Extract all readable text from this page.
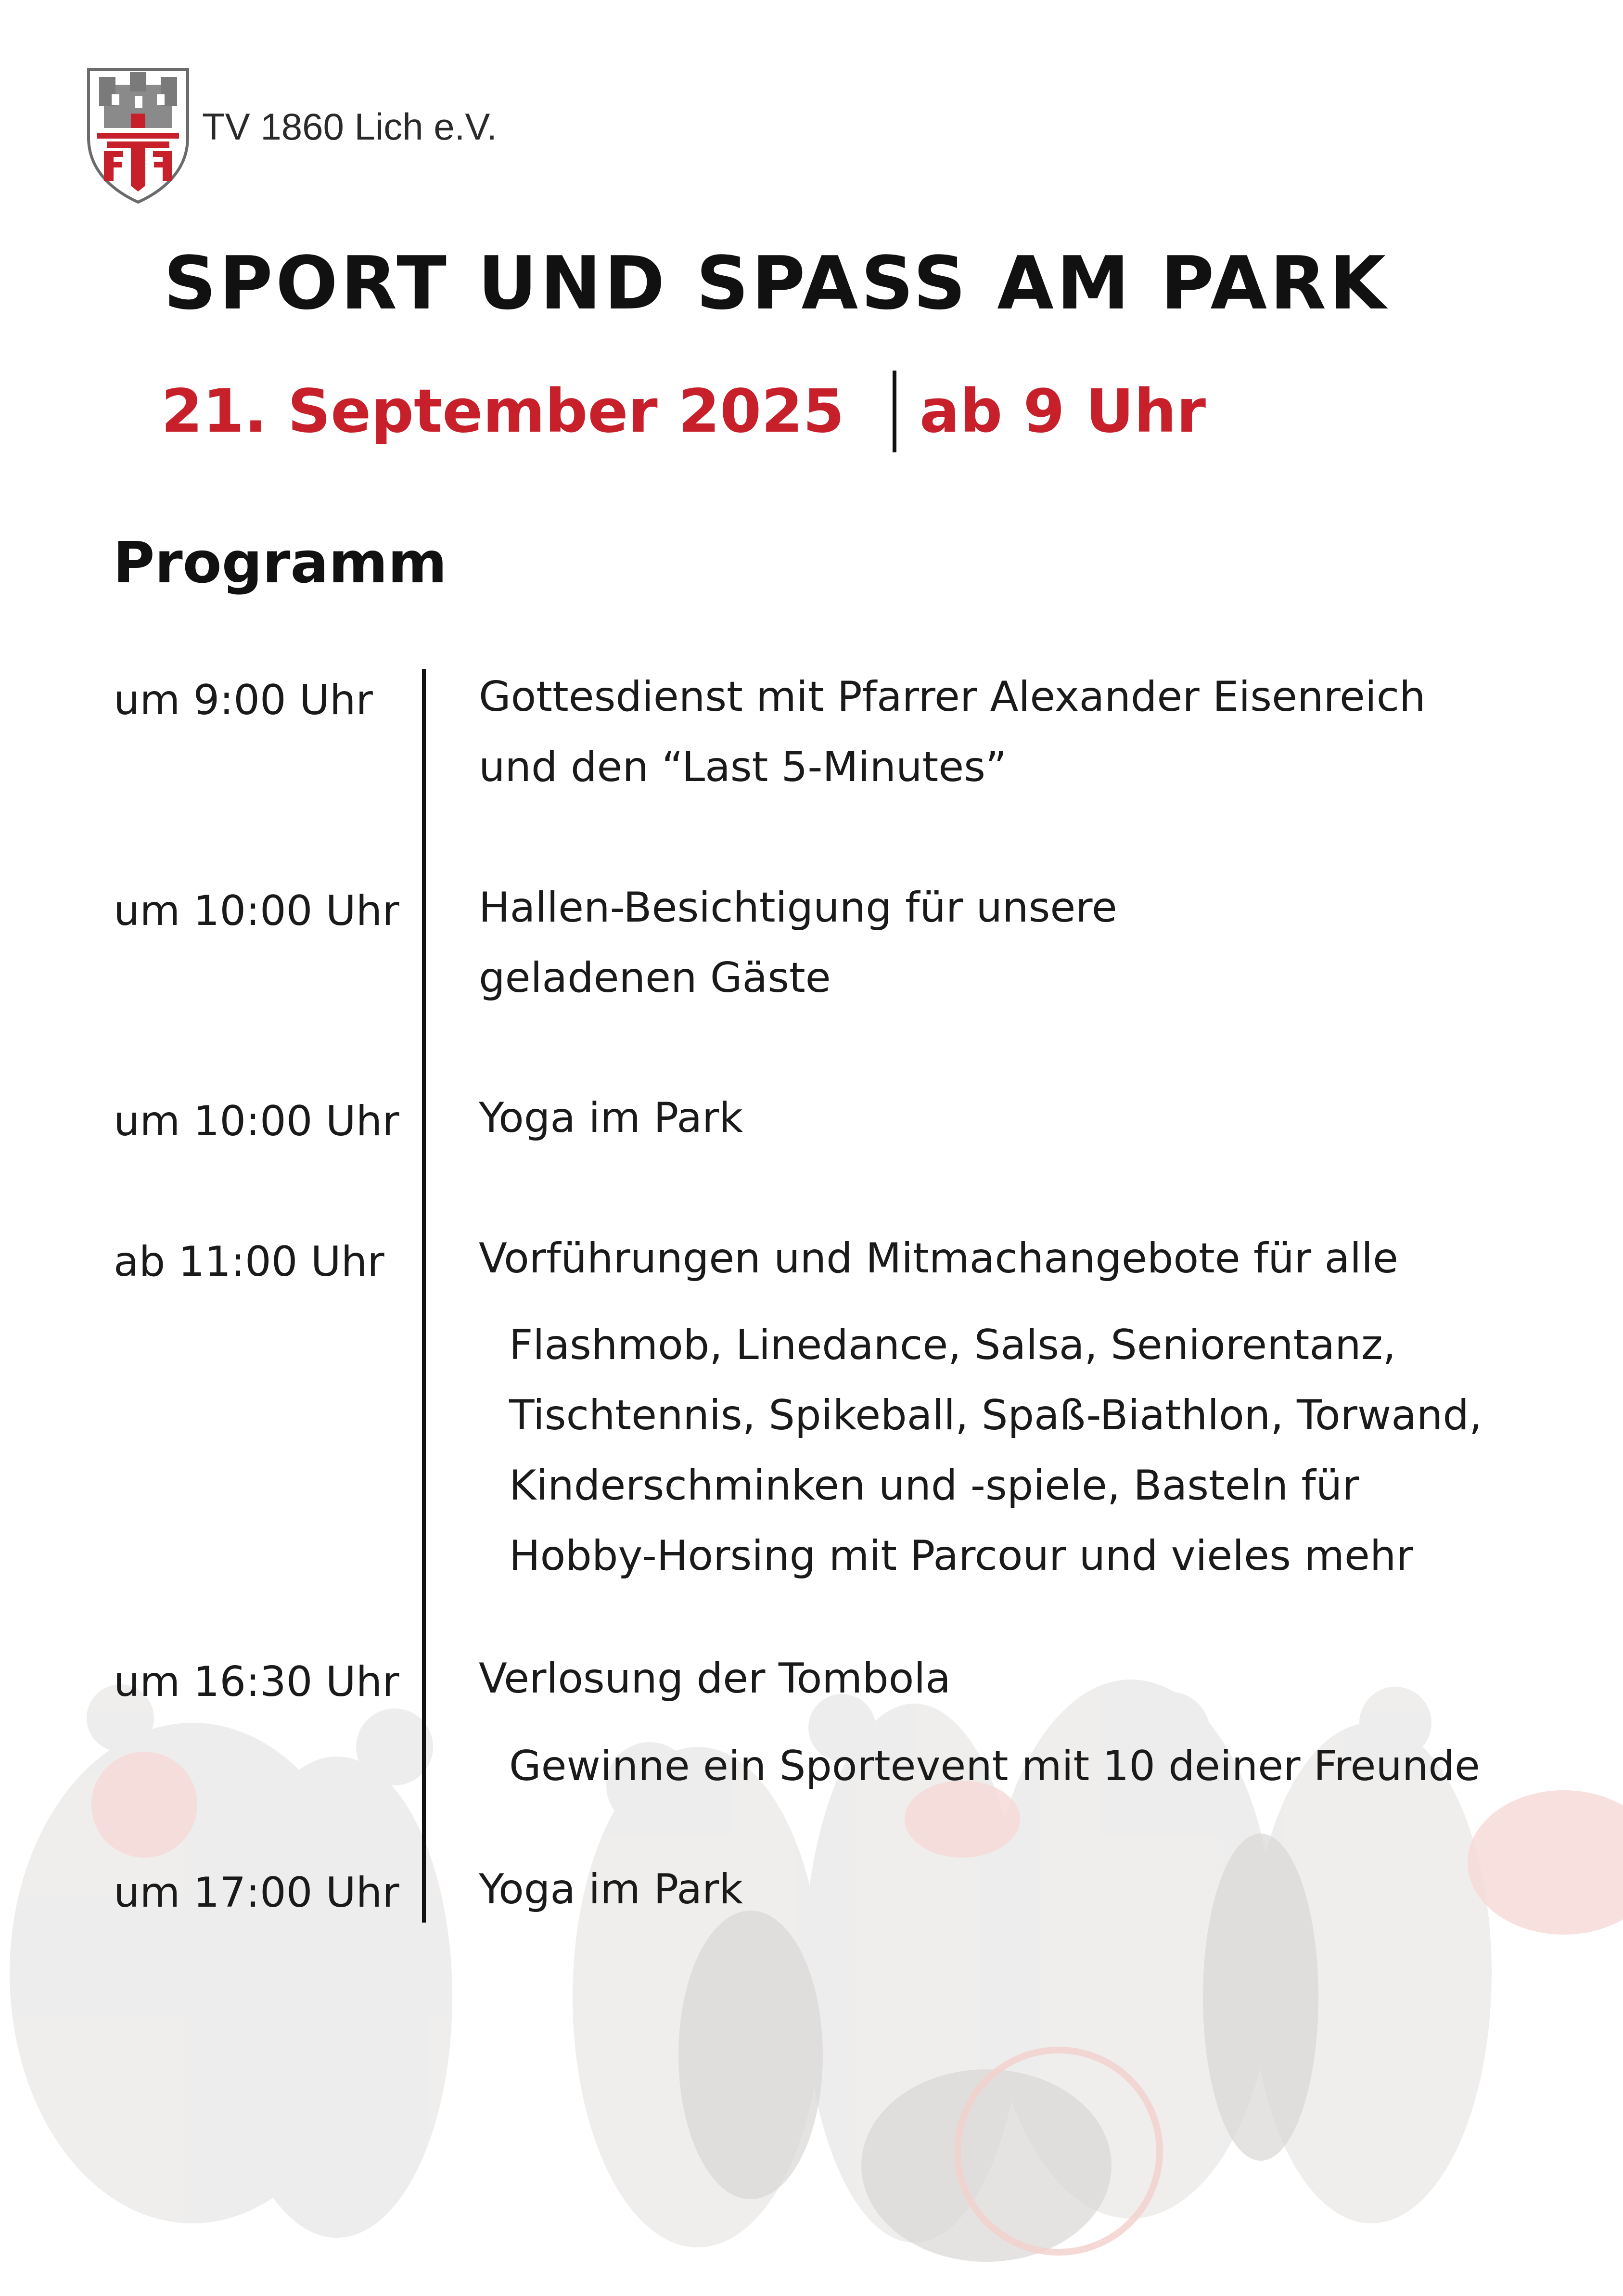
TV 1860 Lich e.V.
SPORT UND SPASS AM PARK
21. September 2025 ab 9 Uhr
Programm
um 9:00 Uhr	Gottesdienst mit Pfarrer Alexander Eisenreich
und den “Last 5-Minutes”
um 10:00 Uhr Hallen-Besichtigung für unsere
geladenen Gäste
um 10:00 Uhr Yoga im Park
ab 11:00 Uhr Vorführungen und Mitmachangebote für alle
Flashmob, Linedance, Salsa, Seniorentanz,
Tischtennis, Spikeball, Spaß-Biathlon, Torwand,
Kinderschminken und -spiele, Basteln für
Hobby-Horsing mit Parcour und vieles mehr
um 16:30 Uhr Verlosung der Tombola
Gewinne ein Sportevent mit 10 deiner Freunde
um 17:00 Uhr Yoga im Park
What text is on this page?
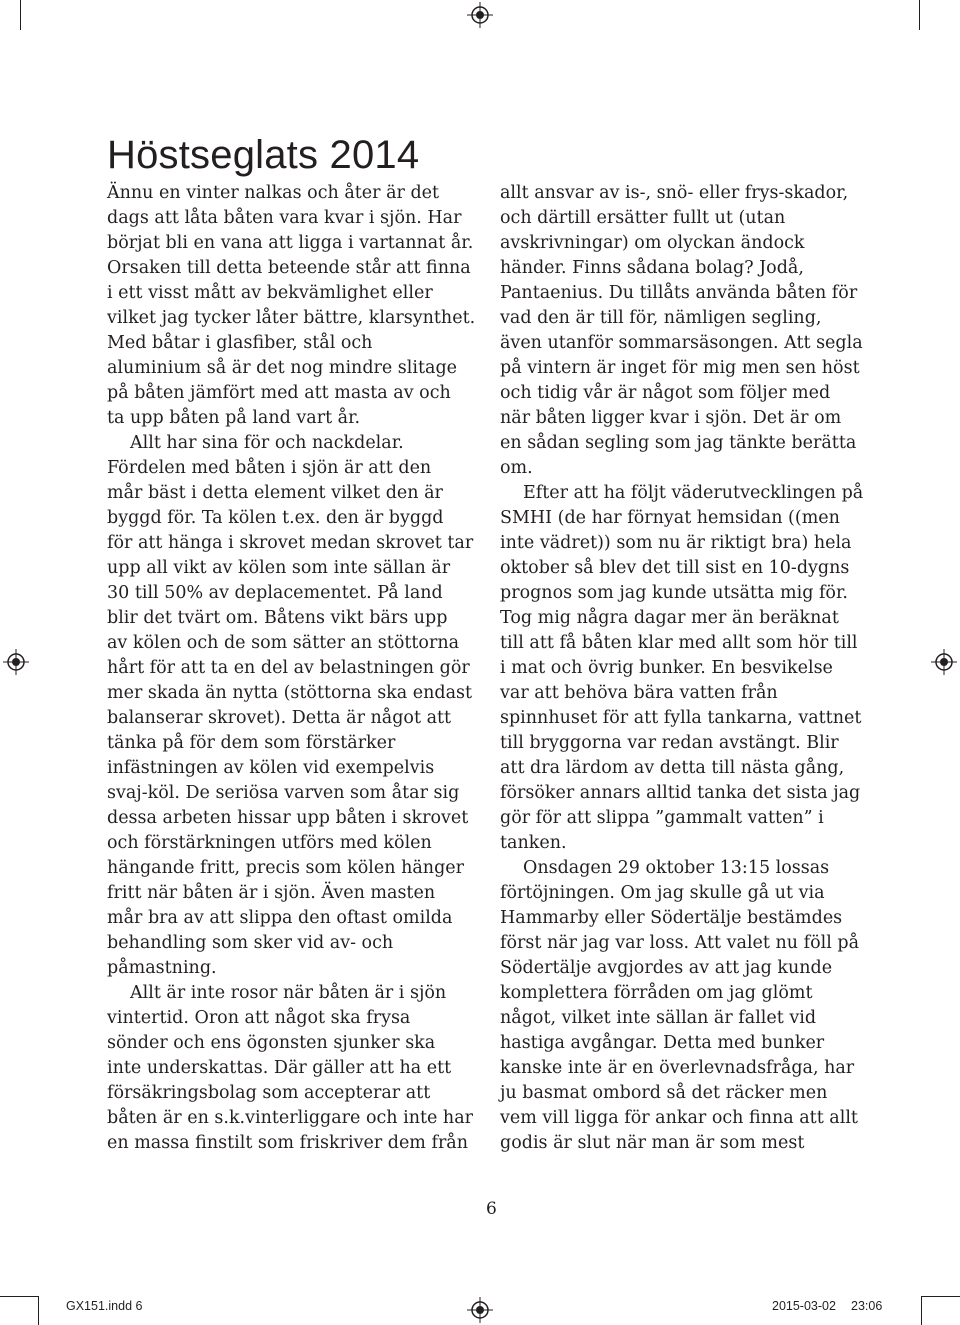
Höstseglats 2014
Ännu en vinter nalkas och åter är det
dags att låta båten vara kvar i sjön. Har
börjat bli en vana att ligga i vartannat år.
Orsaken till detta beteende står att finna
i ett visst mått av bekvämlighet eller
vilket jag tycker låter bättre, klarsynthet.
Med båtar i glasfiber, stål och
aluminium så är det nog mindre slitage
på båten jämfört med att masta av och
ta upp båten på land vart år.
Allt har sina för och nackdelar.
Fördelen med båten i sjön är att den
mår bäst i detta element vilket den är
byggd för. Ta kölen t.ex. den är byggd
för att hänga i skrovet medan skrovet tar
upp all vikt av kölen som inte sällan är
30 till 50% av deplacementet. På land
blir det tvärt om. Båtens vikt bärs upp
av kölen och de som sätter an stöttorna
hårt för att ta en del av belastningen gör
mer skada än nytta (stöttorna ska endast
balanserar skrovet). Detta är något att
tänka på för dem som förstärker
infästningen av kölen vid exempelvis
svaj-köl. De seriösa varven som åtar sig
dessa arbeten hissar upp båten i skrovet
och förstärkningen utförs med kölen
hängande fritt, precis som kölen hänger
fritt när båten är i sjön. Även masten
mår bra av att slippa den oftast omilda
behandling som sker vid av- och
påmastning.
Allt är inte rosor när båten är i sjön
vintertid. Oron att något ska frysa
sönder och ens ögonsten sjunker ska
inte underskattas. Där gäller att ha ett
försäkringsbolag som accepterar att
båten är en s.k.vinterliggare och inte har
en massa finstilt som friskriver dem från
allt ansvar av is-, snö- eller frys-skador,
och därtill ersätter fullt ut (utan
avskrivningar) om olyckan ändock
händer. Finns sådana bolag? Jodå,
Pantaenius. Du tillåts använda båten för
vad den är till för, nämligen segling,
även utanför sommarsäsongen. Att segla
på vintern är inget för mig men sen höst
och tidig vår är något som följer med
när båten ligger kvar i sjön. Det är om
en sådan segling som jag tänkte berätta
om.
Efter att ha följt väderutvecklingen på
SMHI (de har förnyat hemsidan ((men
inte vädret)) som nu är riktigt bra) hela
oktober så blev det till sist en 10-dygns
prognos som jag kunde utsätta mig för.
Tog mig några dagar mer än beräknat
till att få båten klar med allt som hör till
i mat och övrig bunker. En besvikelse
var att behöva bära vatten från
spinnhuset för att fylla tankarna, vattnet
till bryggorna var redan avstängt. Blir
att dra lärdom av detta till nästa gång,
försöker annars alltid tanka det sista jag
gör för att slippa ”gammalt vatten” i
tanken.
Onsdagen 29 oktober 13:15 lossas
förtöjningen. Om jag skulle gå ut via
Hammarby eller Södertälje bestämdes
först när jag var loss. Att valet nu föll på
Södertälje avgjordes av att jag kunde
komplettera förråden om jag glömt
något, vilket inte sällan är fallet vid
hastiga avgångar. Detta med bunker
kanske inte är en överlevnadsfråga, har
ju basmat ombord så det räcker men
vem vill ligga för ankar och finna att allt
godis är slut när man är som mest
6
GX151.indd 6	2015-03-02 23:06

## THE REQUEST
Extract all lines of the records above that include "Södertälje".

## EXERCISE RESULT
Hammarby eller Södertälje bestämdes
Södertälje avgjordes av att jag kunde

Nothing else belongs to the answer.